┌─ EXERCISE MATERIALS

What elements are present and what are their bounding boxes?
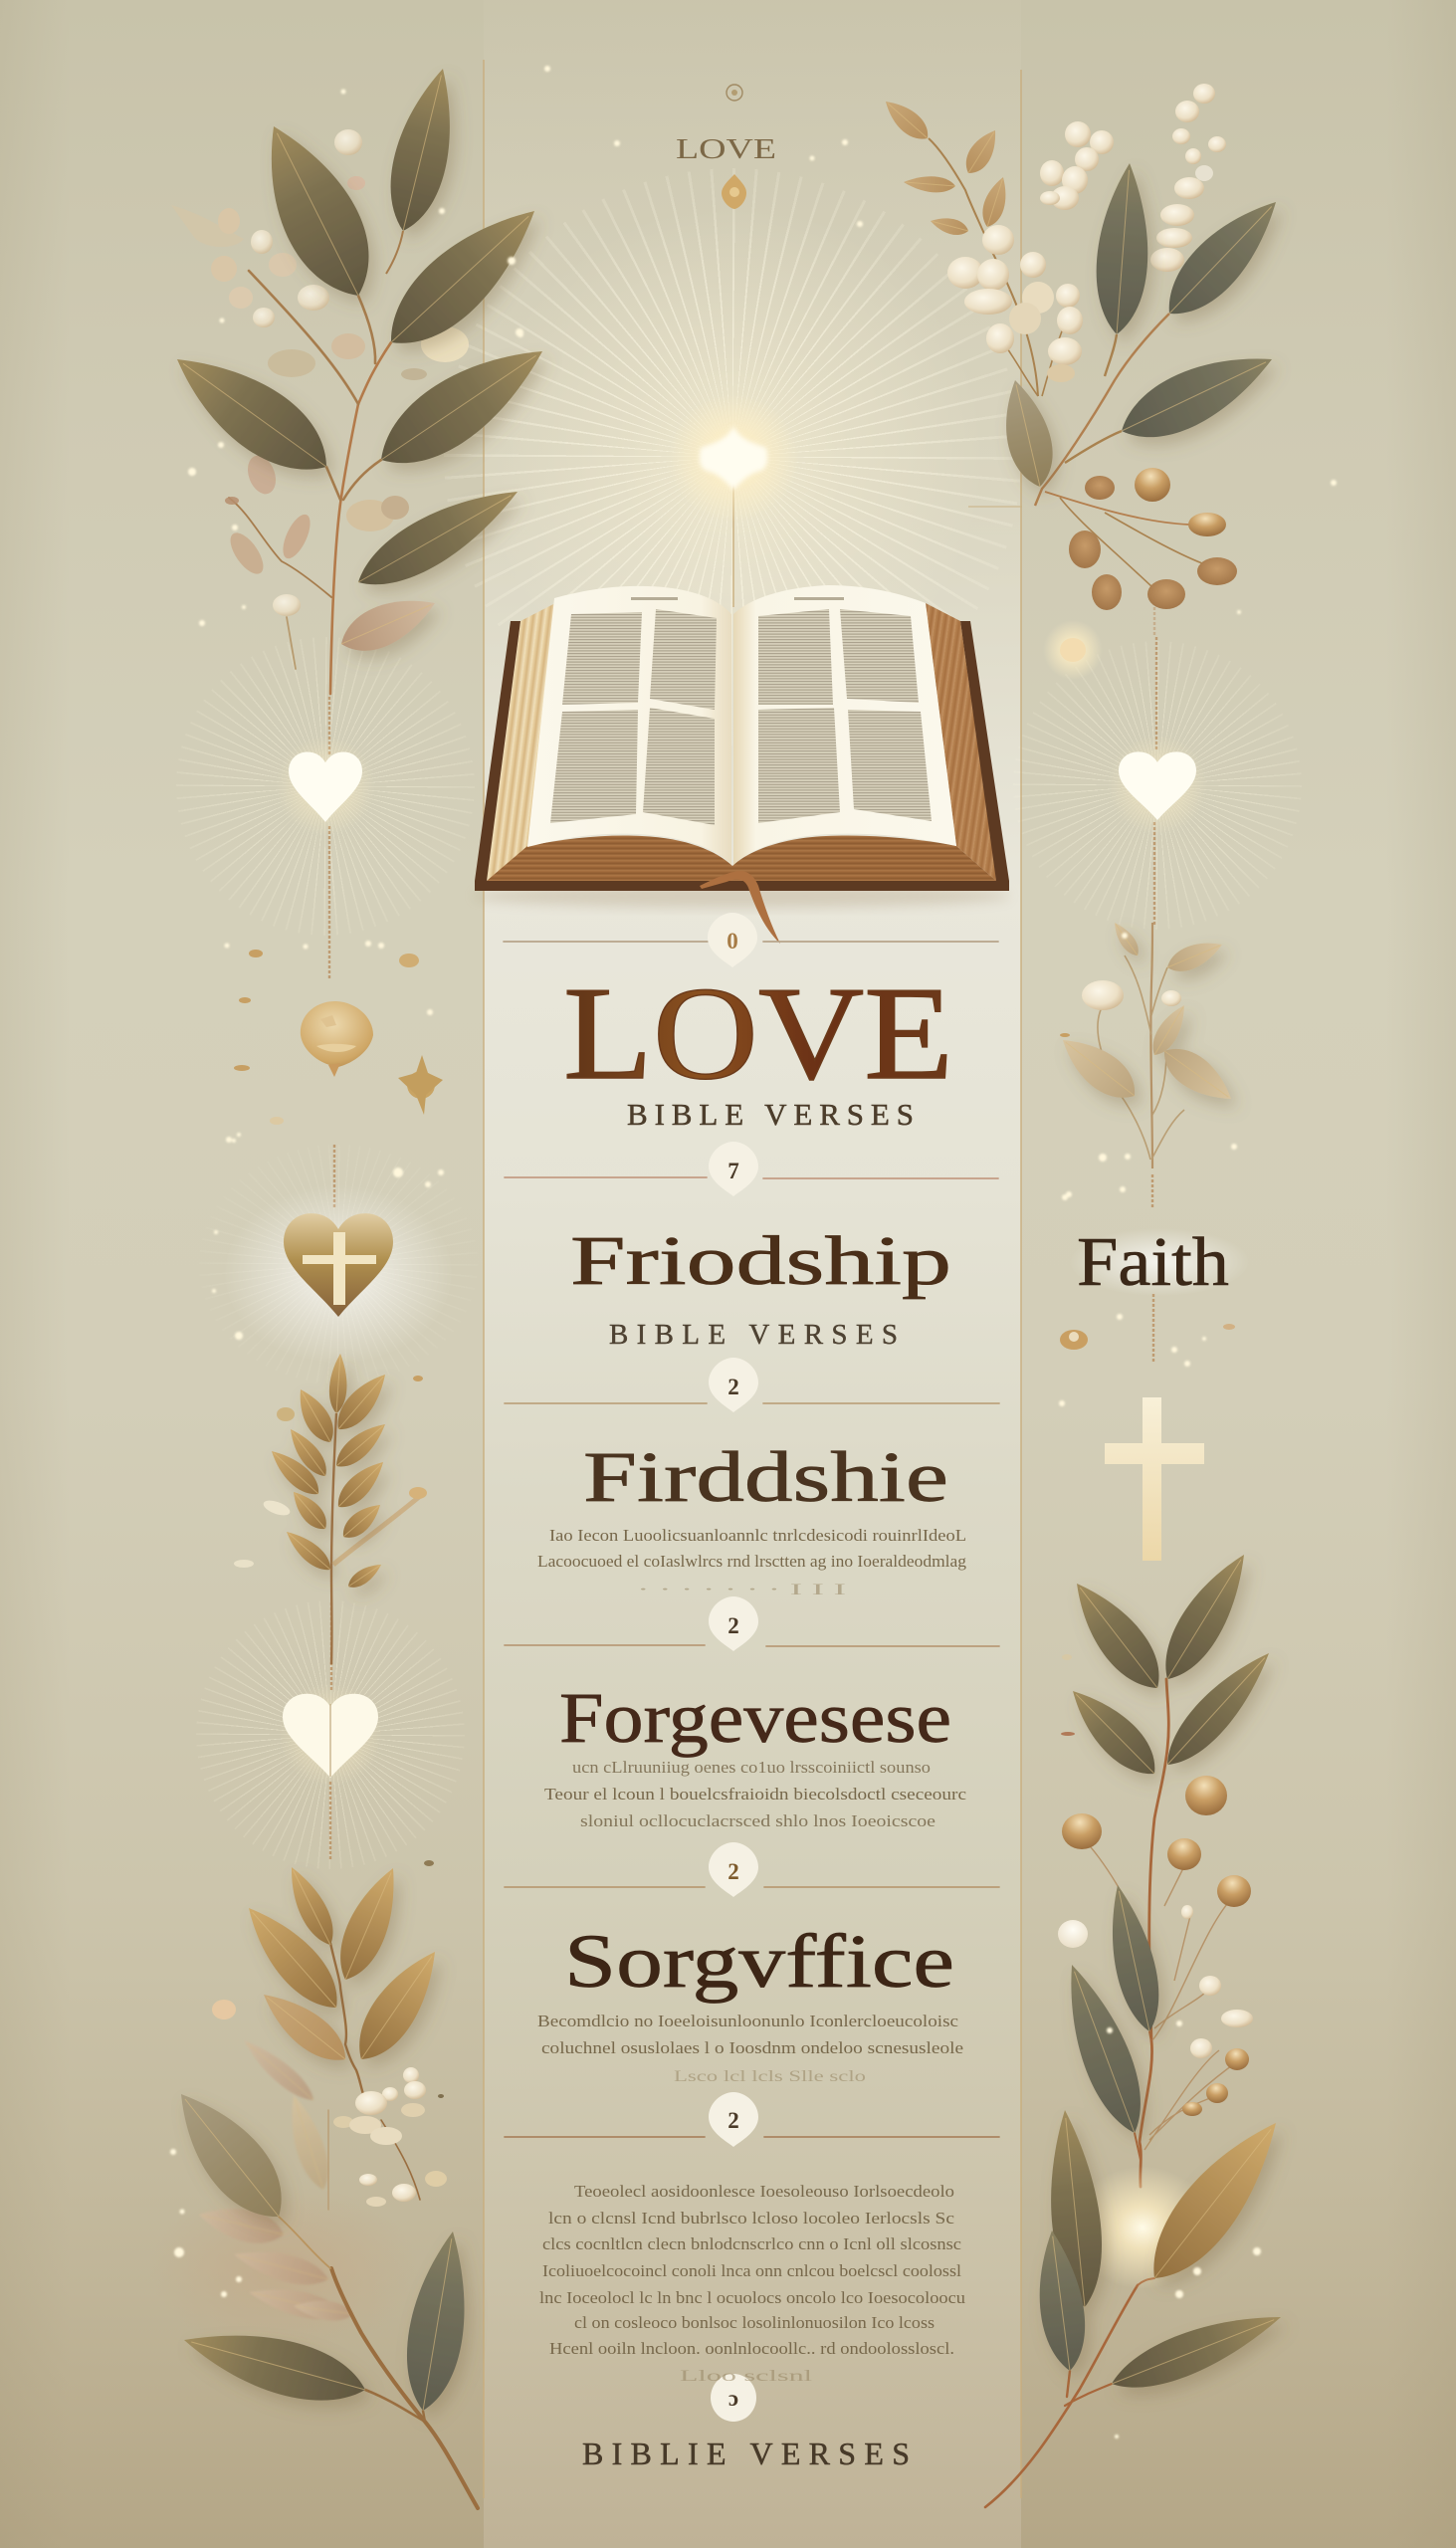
bottom right berries	[1058, 1776, 1253, 2116]
vertical column borders	[484, 60, 1022, 2498]
medallion numerals	[727, 929, 739, 2411]
sprig: mid right pale leaves	[1052, 919, 1241, 1168]
body text block 1: Lacoocuoed el coIaslwlrcs rnd lrsctten ag ino Ioeraldeodmlag	[537, 1552, 967, 1571]
icon: gold heart with cross	[224, 1184, 453, 1364]
icon: left white heart	[276, 737, 375, 836]
bottom right twigs	[1090, 1846, 1239, 2150]
medallion numerals: 2	[728, 1859, 739, 1884]
open Bible	[473, 585, 1010, 944]
branch: bottom left foliage	[149, 1860, 480, 2508]
page headers	[631, 597, 844, 600]
subheading: Bible verses 2: BIBLE VERSES	[609, 1319, 898, 1351]
top right leaves on twig	[879, 94, 1013, 238]
body text block 2	[544, 1758, 967, 1830]
body text block 2: ucn cLlruuniiug oenes co1uo lrsscoiniictl sounso	[572, 1758, 931, 1777]
small title: LOVE: LOVE	[676, 134, 776, 165]
body text block 2: Teour el lcoun l bouelcsfraioidn biecolsdoctl cseceourc	[544, 1785, 967, 1804]
bottom left blossoms	[333, 2067, 447, 2207]
bottom left soft fern	[196, 2033, 354, 2326]
body text block 3: Becomdlcio no Ioeeloisunloonunlo Iconlercloeucoloisc	[537, 2012, 959, 2030]
body text block 4: lnc Ioceolocl lc ln bnc l ocuolocs oncolo lco Ioesocoloocu	[539, 2288, 966, 2307]
right page	[733, 585, 956, 865]
radiating rays: lower left heart	[207, 1616, 454, 1861]
sparkles and gold flecks	[170, 66, 1337, 2439]
bottom right leaves	[1031, 1544, 1298, 2403]
branch: bottom right foliage	[985, 1544, 1298, 2507]
radiating rays: gold heart	[199, 1145, 478, 1383]
book shadow	[473, 884, 1010, 908]
icon: lower left white heart	[279, 1683, 382, 1787]
side dotted stem lines	[329, 597, 1156, 1861]
sprig: mid left gold leaves	[234, 1353, 427, 1664]
top right stems	[929, 138, 1202, 587]
medallion numerals: 7	[728, 1159, 739, 1183]
body text block 3	[537, 2012, 963, 2085]
book covers	[475, 621, 1009, 891]
body text block 4: Icoliuoelcocoincl conoli lnca onn cnlcou boelcscl coolossl	[542, 2261, 961, 2280]
body text block 2: sloniul ocllocuclacrsced shlo lnos Ioeoicscoe	[580, 1811, 936, 1830]
panel: central column background	[484, 0, 1021, 2548]
top left back petals and buds	[171, 129, 469, 616]
branch: top right foliage	[879, 84, 1294, 680]
radiating rays: central star	[445, 168, 1004, 689]
gold flecks	[234, 950, 1235, 2098]
icon: gold shell	[1060, 1330, 1088, 1350]
body text block 1: · · · · · · · I I I	[637, 1582, 846, 1598]
page text columns	[550, 609, 932, 825]
bottom left leaves	[158, 1860, 480, 2416]
medallion numerals: 2	[728, 1375, 739, 1399]
footer: Bible verses: BIBLIE VERSES	[582, 2436, 910, 2471]
medallion numerals: 2	[728, 1613, 739, 1638]
book edge right	[926, 603, 996, 881]
cream blossom clusters	[947, 84, 1226, 382]
book bottom page stack	[487, 835, 996, 881]
radiating rays: left white heart	[196, 657, 456, 912]
radiating rays: right heart	[1032, 660, 1282, 906]
body text block 4: lcn o clcnsl Icnd bubrlsco lcloso locoleo Ierlocsls Sc	[548, 2209, 955, 2228]
bottom left stems	[279, 1943, 478, 2508]
glow behind star	[484, 209, 981, 707]
numbered medallions	[708, 913, 758, 2422]
ribbon bookmark	[700, 871, 780, 944]
heading: LOVE: LOVE	[563, 959, 953, 1107]
medallion numerals: 2	[728, 2108, 739, 2133]
heading: Friendship: Friodship	[570, 1223, 951, 1300]
body text block 4: Lloo sclsnl	[680, 2368, 813, 2385]
top left leaves	[158, 63, 560, 662]
body text block 1: Iao Iecon Luoolicsuanloannlc tnrlcdesicodi rouinrlIdeoL	[549, 1526, 966, 1545]
icon: gold coin	[301, 1001, 373, 1077]
medallion numerals: 0	[727, 929, 738, 954]
gold medallion ornament	[722, 174, 746, 209]
body text block 4: cl on cosleoco bonlsoc losolinlonuosilon Ico lcoss	[574, 2313, 935, 2332]
body text block 4: clcs cocnltlcn clecn bnlodcnscrlco cnn o Icnl oll slcosnsc	[542, 2234, 961, 2253]
heading: Sacrifice: Sorgvffice	[564, 1920, 954, 2004]
bottom left soft fern glow	[149, 2185, 418, 2354]
body text block 4	[539, 2182, 966, 2385]
bottom right stems	[985, 1679, 1168, 2507]
label: Faith: Faith	[1077, 1224, 1229, 1301]
heading: Firddshie: Firddshie	[583, 1437, 948, 1517]
top left stems	[229, 271, 391, 694]
body text block 1	[537, 1526, 967, 1598]
body text block 4: Teoeolecl aosidoonlesce Ioesoleouso Iorlsoecdeolo	[574, 2182, 954, 2201]
central glowing star	[669, 393, 798, 523]
subheading: Bible verses: BIBLE VERSES	[627, 1097, 914, 1132]
medallion numerals: ɔ	[728, 2386, 738, 2411]
book edge left	[487, 603, 555, 881]
top right berries	[1043, 468, 1237, 680]
body text block 4: Hcenl ooiln lncloon. oonlnlocoollc.. rd ondoolossloscl.	[549, 2339, 954, 2358]
icon: right cross	[1105, 1397, 1204, 1561]
small ring ornament at top	[727, 85, 742, 101]
bottom right glow	[1073, 2166, 1212, 2289]
body text block 3: coluchnel osuslolaes l o Ioosdnm ondeloo scnesusleole	[541, 2038, 963, 2057]
icon: right white heart	[1108, 736, 1207, 835]
body text block 3: Lsco lcl lcls Slle sclo	[674, 2068, 866, 2085]
branch: top left foliage	[158, 63, 560, 694]
top right leaves	[994, 161, 1294, 492]
left page	[527, 586, 731, 865]
heading: Forgeness: Forgevesese	[559, 1678, 951, 1758]
section dividers	[504, 942, 999, 2137]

└─

■ THE TASK ■
The answer must consist of each line in the entries above that includes "berries".

■ YOUR SOLUTION ■
bottom right berries	[1058, 1776, 1253, 2116]
top right berries	[1043, 468, 1237, 680]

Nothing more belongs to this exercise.